**Lines taken from a collection:**

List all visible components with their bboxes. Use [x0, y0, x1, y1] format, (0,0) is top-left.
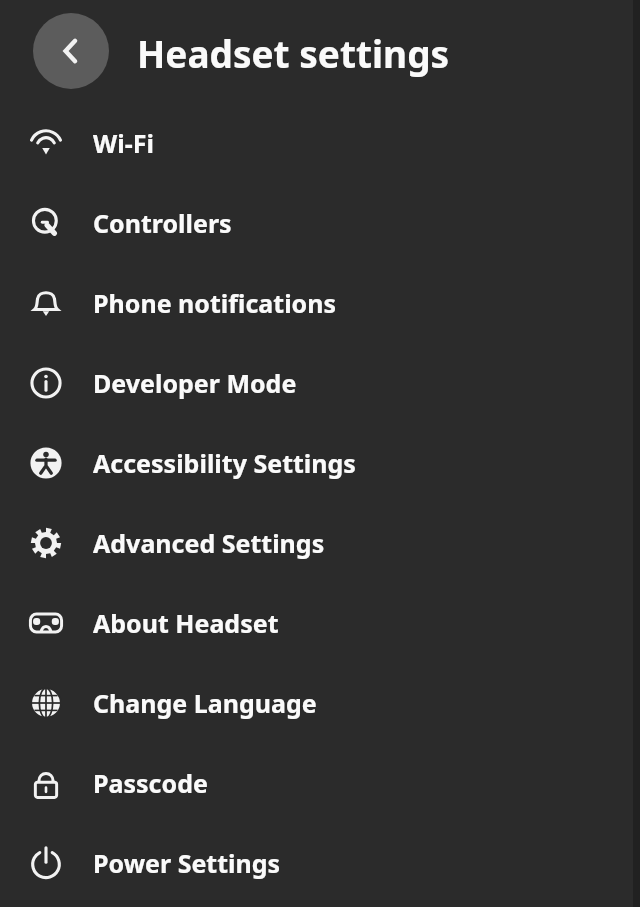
staticText: Wi-Fi — [93, 126, 154, 160]
button[interactable]: Developer Mode — [0, 343, 640, 423]
button[interactable]: Phone notifications — [0, 263, 640, 343]
staticText: Phone notifications — [93, 286, 337, 320]
staticText: Power Settings — [93, 846, 281, 880]
button[interactable]: Passcode — [0, 743, 640, 823]
staticText: Controllers — [93, 206, 232, 240]
button[interactable]: Accessibility Settings — [0, 423, 640, 503]
button[interactable]: Controllers — [0, 183, 640, 263]
staticText: About Headset — [93, 606, 279, 640]
staticText: Headset settings — [137, 28, 450, 78]
button[interactable]: About Headset — [0, 583, 640, 663]
button[interactable]: Wi-Fi — [0, 103, 640, 183]
button[interactable]: Advanced Settings — [0, 503, 640, 583]
staticText: Change Language — [93, 686, 317, 720]
button[interactable]: Power Settings — [0, 823, 640, 903]
staticText: Accessibility Settings — [93, 446, 356, 480]
button[interactable]: Back — [33, 13, 109, 89]
staticText: Passcode — [93, 766, 208, 800]
button[interactable]: Change Language — [0, 663, 640, 743]
staticText: Developer Mode — [93, 366, 297, 400]
staticText: Advanced Settings — [93, 526, 325, 560]
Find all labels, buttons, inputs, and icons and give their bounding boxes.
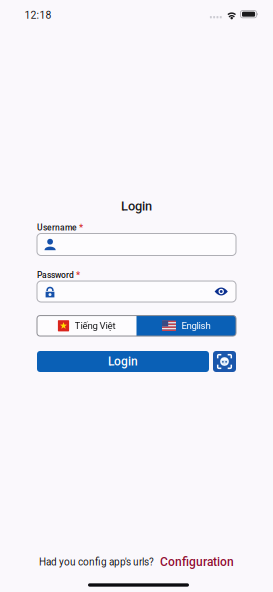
staticText: Password xyxy=(37,270,74,280)
button[interactable]: Login xyxy=(37,351,209,372)
staticText: * xyxy=(74,270,80,280)
staticText: Had you config app's urls? xyxy=(39,556,154,568)
staticText: 12:18 xyxy=(24,9,52,21)
button[interactable]: Username field xyxy=(37,234,236,256)
staticText: Tiếng Việt xyxy=(75,320,116,332)
staticText: English xyxy=(182,320,210,332)
staticText: Configuration xyxy=(160,555,234,569)
button[interactable]: Face ID login xyxy=(213,351,236,372)
staticText: * xyxy=(77,222,83,233)
staticText: Login xyxy=(121,198,152,214)
button[interactable]: Tiếng Việt xyxy=(37,316,136,336)
button[interactable]: Configuration xyxy=(160,555,234,569)
staticText: Username xyxy=(37,222,77,232)
button[interactable]: English xyxy=(136,316,236,336)
staticText: Login xyxy=(108,354,138,369)
button[interactable]: Password field xyxy=(37,281,236,302)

**STATED GOAL:** Swap every "Passcode" in the lines above for "PIN code", keeping everything else the same. Omit the pictures.

**SOLUTION TO THIS PROBLEM:**
List all visible components with their bboxes. Use [x0, y0, x1, y1] format, (0,0) is top-left.
staticText: Wi-Fi — [93, 126, 154, 160]
button[interactable]: Developer Mode — [0, 343, 640, 423]
button[interactable]: Phone notifications — [0, 263, 640, 343]
staticText: Phone notifications — [93, 286, 337, 320]
staticText: Power Settings — [93, 846, 281, 880]
button[interactable]: PIN code — [0, 743, 640, 823]
staticText: Controllers — [93, 206, 232, 240]
button[interactable]: Accessibility Settings — [0, 423, 640, 503]
button[interactable]: Controllers — [0, 183, 640, 263]
staticText: About Headset — [93, 606, 279, 640]
staticText: Headset settings — [137, 28, 450, 78]
button[interactable]: About Headset — [0, 583, 640, 663]
button[interactable]: Wi-Fi — [0, 103, 640, 183]
button[interactable]: Advanced Settings — [0, 503, 640, 583]
staticText: Change Language — [93, 686, 317, 720]
button[interactable]: Power Settings — [0, 823, 640, 903]
staticText: Accessibility Settings — [93, 446, 356, 480]
button[interactable]: Back — [33, 13, 109, 89]
staticText: PIN code — [93, 766, 208, 800]
button[interactable]: Change Language — [0, 663, 640, 743]
staticText: Developer Mode — [93, 366, 297, 400]
staticText: Advanced Settings — [93, 526, 325, 560]
Find all labels, buttons, inputs, and icons and give their bounding boxes.
staticText: Password xyxy=(37,270,74,280)
button[interactable]: Login xyxy=(37,351,209,372)
staticText: * xyxy=(74,270,80,280)
staticText: Had you config app's urls? xyxy=(39,556,154,568)
staticText: 12:18 xyxy=(24,9,52,21)
button[interactable]: Username field xyxy=(37,234,236,256)
staticText: Tiếng Việt xyxy=(75,320,116,332)
staticText: English xyxy=(182,320,210,332)
staticText: Configuration xyxy=(160,555,234,569)
button[interactable]: Face ID login xyxy=(213,351,236,372)
staticText: * xyxy=(77,222,83,233)
staticText: Login xyxy=(121,198,152,214)
button[interactable]: Tiếng Việt xyxy=(37,316,136,336)
button[interactable]: Configuration xyxy=(160,555,234,569)
staticText: Username xyxy=(37,222,77,232)
button[interactable]: English xyxy=(136,316,236,336)
staticText: Login xyxy=(108,354,138,369)
button[interactable]: Password field xyxy=(37,281,236,302)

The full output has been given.